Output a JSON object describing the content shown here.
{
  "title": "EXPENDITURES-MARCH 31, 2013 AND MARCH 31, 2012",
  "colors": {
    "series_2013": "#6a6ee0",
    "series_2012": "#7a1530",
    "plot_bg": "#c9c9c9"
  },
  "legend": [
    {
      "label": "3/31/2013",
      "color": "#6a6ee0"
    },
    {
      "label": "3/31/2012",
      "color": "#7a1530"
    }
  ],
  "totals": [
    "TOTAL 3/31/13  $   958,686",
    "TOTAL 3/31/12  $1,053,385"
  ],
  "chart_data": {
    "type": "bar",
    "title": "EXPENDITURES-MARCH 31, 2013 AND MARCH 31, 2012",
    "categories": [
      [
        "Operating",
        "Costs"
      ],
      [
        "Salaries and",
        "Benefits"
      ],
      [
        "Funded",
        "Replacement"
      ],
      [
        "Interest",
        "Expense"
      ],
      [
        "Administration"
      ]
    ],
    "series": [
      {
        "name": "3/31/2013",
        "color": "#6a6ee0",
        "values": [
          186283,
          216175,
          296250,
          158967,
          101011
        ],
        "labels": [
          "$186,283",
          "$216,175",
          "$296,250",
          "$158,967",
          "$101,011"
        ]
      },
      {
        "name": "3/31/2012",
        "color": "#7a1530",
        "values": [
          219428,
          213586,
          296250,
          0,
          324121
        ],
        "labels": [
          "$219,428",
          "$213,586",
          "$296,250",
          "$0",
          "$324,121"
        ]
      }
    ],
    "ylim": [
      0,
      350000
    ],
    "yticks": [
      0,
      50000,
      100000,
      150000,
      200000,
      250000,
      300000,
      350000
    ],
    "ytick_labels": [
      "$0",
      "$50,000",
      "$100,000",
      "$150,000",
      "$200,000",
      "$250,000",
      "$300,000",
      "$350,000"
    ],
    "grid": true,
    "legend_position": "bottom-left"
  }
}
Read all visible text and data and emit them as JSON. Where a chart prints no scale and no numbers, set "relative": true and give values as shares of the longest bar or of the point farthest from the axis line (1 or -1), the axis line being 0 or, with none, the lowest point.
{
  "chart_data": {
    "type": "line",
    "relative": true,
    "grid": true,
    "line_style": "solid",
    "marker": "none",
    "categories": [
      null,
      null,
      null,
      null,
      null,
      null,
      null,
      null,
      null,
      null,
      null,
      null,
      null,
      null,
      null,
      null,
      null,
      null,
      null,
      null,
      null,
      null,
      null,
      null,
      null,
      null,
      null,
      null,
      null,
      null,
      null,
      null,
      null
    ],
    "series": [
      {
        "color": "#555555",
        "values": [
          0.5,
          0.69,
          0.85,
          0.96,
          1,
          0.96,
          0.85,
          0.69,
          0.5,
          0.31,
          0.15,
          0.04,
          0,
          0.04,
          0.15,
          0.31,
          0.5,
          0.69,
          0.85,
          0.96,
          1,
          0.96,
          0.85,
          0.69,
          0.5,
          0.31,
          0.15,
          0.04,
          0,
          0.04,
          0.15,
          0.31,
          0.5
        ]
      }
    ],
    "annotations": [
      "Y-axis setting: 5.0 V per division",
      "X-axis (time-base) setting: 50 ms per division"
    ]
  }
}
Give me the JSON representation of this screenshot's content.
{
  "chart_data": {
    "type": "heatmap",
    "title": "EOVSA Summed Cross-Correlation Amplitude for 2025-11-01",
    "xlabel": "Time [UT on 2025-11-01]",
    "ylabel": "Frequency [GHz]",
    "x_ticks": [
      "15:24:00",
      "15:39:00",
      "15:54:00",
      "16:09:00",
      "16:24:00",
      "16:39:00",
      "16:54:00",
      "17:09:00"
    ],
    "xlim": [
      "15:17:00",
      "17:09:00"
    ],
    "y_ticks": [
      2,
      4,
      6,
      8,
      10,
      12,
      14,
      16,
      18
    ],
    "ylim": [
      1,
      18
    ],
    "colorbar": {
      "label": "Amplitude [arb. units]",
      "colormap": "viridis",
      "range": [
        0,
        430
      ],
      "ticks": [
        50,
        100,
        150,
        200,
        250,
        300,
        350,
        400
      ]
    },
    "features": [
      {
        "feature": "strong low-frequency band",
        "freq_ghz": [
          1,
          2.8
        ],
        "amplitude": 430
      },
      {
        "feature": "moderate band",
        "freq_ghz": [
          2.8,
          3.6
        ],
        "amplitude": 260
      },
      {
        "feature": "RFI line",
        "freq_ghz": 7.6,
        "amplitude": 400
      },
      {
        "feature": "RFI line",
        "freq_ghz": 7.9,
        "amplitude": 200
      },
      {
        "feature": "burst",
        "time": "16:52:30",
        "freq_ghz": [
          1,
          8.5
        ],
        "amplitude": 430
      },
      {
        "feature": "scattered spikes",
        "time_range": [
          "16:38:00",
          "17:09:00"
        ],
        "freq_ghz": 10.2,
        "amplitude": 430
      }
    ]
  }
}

=== EXERCISE ===
The listing above must be transcribed exactly, line by line.

=== TASK OUTPUT ===
Output a JSON object describing the content shown here.
{
  "title": "EXPENDITURES-MARCH 31, 2013 AND MARCH 31, 2012",
  "colors": {
    "series_2013": "#6a6ee0",
    "series_2012": "#7a1530",
    "plot_bg": "#c9c9c9"
  },
  "legend": [
    {
      "label": "3/31/2013",
      "color": "#6a6ee0"
    },
    {
      "label": "3/31/2012",
      "color": "#7a1530"
    }
  ],
  "totals": [
    "TOTAL 3/31/13  $   958,686",
    "TOTAL 3/31/12  $1,053,385"
  ],
  "chart_data": {
    "type": "bar",
    "title": "EXPENDITURES-MARCH 31, 2013 AND MARCH 31, 2012",
    "categories": [
      [
        "Operating",
        "Costs"
      ],
      [
        "Salaries and",
        "Benefits"
      ],
      [
        "Funded",
        "Replacement"
      ],
      [
        "Interest",
        "Expense"
      ],
      [
        "Administration"
      ]
    ],
    "series": [
      {
        "name": "3/31/2013",
        "color": "#6a6ee0",
        "values": [
          186283,
          216175,
          296250,
          158967,
          101011
        ],
        "labels": [
          "$186,283",
          "$216,175",
          "$296,250",
          "$158,967",
          "$101,011"
        ]
      },
      {
        "name": "3/31/2012",
        "color": "#7a1530",
        "values": [
          219428,
          213586,
          296250,
          0,
          324121
        ],
        "labels": [
          "$219,428",
          "$213,586",
          "$296,250",
          "$0",
          "$324,121"
        ]
      }
    ],
    "ylim": [
      0,
      350000
    ],
    "yticks": [
      0,
      50000,
      100000,
      150000,
      200000,
      250000,
      300000,
      350000
    ],
    "ytick_labels": [
      "$0",
      "$50,000",
      "$100,000",
      "$150,000",
      "$200,000",
      "$250,000",
      "$300,000",
      "$350,000"
    ],
    "grid": true,
    "legend_position": "bottom-left"
  }
}
Read all visible text and data and emit them as JSON. Where a chart prints no scale and no numbers, set "relative": true and give values as shares of the longest bar or of the point farthest from the axis line (1 or -1), the axis line being 0 or, with none, the lowest point.
{
  "chart_data": {
    "type": "line",
    "relative": true,
    "grid": true,
    "line_style": "solid",
    "marker": "none",
    "categories": [
      null,
      null,
      null,
      null,
      null,
      null,
      null,
      null,
      null,
      null,
      null,
      null,
      null,
      null,
      null,
      null,
      null,
      null,
      null,
      null,
      null,
      null,
      null,
      null,
      null,
      null,
      null,
      null,
      null,
      null,
      null,
      null,
      null
    ],
    "series": [
      {
        "color": "#555555",
        "values": [
          0.5,
          0.69,
          0.85,
          0.96,
          1,
          0.96,
          0.85,
          0.69,
          0.5,
          0.31,
          0.15,
          0.04,
          0,
          0.04,
          0.15,
          0.31,
          0.5,
          0.69,
          0.85,
          0.96,
          1,
          0.96,
          0.85,
          0.69,
          0.5,
          0.31,
          0.15,
          0.04,
          0,
          0.04,
          0.15,
          0.31,
          0.5
        ]
      }
    ],
    "annotations": [
      "Y-axis setting: 5.0 V per division",
      "X-axis (time-base) setting: 50 ms per division"
    ]
  }
}
Give me the JSON representation of this screenshot's content.
{
  "chart_data": {
    "type": "heatmap",
    "title": "EOVSA Summed Cross-Correlation Amplitude for 2025-11-01",
    "xlabel": "Time [UT on 2025-11-01]",
    "ylabel": "Frequency [GHz]",
    "x_ticks": [
      "15:24:00",
      "15:39:00",
      "15:54:00",
      "16:09:00",
      "16:24:00",
      "16:39:00",
      "16:54:00",
      "17:09:00"
    ],
    "xlim": [
      "15:17:00",
      "17:09:00"
    ],
    "y_ticks": [
      2,
      4,
      6,
      8,
      10,
      12,
      14,
      16,
      18
    ],
    "ylim": [
      1,
      18
    ],
    "colorbar": {
      "label": "Amplitude [arb. units]",
      "colormap": "viridis",
      "range": [
        0,
        430
      ],
      "ticks": [
        50,
        100,
        150,
        200,
        250,
        300,
        350,
        400
      ]
    },
    "features": [
      {
        "feature": "strong low-frequency band",
        "freq_ghz": [
          1,
          2.8
        ],
        "amplitude": 430
      },
      {
        "feature": "moderate band",
        "freq_ghz": [
          2.8,
          3.6
        ],
        "amplitude": 260
      },
      {
        "feature": "RFI line",
        "freq_ghz": 7.6,
        "amplitude": 400
      },
      {
        "feature": "RFI line",
        "freq_ghz": 7.9,
        "amplitude": 200
      },
      {
        "feature": "burst",
        "time": "16:52:30",
        "freq_ghz": [
          1,
          8.5
        ],
        "amplitude": 430
      },
      {
        "feature": "scattered spikes",
        "time_range": [
          "16:38:00",
          "17:09:00"
        ],
        "freq_ghz": 10.2,
        "amplitude": 430
      }
    ]
  }
}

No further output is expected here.